Repeat all of the data precisely.

══ Exercise input ══

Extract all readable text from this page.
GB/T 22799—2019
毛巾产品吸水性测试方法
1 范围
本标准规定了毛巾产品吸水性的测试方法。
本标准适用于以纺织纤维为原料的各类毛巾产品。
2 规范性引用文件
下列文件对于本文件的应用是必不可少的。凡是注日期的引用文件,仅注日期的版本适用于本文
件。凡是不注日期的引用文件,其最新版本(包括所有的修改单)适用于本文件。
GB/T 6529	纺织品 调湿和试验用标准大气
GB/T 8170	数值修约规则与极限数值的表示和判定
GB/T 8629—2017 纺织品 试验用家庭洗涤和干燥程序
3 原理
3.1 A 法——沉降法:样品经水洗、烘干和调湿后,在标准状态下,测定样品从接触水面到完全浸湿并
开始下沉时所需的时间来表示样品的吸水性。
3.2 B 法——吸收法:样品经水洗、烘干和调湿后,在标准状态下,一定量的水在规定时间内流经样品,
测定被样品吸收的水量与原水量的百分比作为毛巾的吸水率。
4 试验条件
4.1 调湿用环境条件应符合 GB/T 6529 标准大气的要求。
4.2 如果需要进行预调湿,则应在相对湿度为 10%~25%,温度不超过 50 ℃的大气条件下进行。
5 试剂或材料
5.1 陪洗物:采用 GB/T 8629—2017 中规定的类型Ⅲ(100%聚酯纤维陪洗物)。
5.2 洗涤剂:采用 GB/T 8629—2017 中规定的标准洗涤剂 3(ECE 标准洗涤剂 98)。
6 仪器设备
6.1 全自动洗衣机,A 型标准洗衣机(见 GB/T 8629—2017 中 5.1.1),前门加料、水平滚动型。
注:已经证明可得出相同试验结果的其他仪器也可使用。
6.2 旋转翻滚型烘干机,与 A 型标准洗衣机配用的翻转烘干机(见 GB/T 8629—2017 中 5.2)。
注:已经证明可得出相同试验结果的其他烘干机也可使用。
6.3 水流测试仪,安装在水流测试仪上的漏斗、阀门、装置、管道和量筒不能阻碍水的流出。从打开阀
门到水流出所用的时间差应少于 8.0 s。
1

═══

§ Full answer:
Extract all readable text from this page.
GB/T 22799—2019
毛巾产品吸水性测试方法
1 范围
本标准规定了毛巾产品吸水性的测试方法。
本标准适用于以纺织纤维为原料的各类毛巾产品。
2 规范性引用文件
下列文件对于本文件的应用是必不可少的。凡是注日期的引用文件,仅注日期的版本适用于本文
件。凡是不注日期的引用文件,其最新版本(包括所有的修改单)适用于本文件。
GB/T 6529	纺织品 调湿和试验用标准大气
GB/T 8170	数值修约规则与极限数值的表示和判定
GB/T 8629—2017 纺织品 试验用家庭洗涤和干燥程序
3 原理
3.1 A 法——沉降法:样品经水洗、烘干和调湿后,在标准状态下,测定样品从接触水面到完全浸湿并
开始下沉时所需的时间来表示样品的吸水性。
3.2 B 法——吸收法:样品经水洗、烘干和调湿后,在标准状态下,一定量的水在规定时间内流经样品,
测定被样品吸收的水量与原水量的百分比作为毛巾的吸水率。
4 试验条件
4.1 调湿用环境条件应符合 GB/T 6529 标准大气的要求。
4.2 如果需要进行预调湿,则应在相对湿度为 10%~25%,温度不超过 50 ℃的大气条件下进行。
5 试剂或材料
5.1 陪洗物:采用 GB/T 8629—2017 中规定的类型Ⅲ(100%聚酯纤维陪洗物)。
5.2 洗涤剂:采用 GB/T 8629—2017 中规定的标准洗涤剂 3(ECE 标准洗涤剂 98)。
6 仪器设备
6.1 全自动洗衣机,A 型标准洗衣机(见 GB/T 8629—2017 中 5.1.1),前门加料、水平滚动型。
注:已经证明可得出相同试验结果的其他仪器也可使用。
6.2 旋转翻滚型烘干机,与 A 型标准洗衣机配用的翻转烘干机(见 GB/T 8629—2017 中 5.2)。
注:已经证明可得出相同试验结果的其他烘干机也可使用。
6.3 水流测试仪,安装在水流测试仪上的漏斗、阀门、装置、管道和量筒不能阻碍水的流出。从打开阀
门到水流出所用的时间差应少于 8.0 s。
1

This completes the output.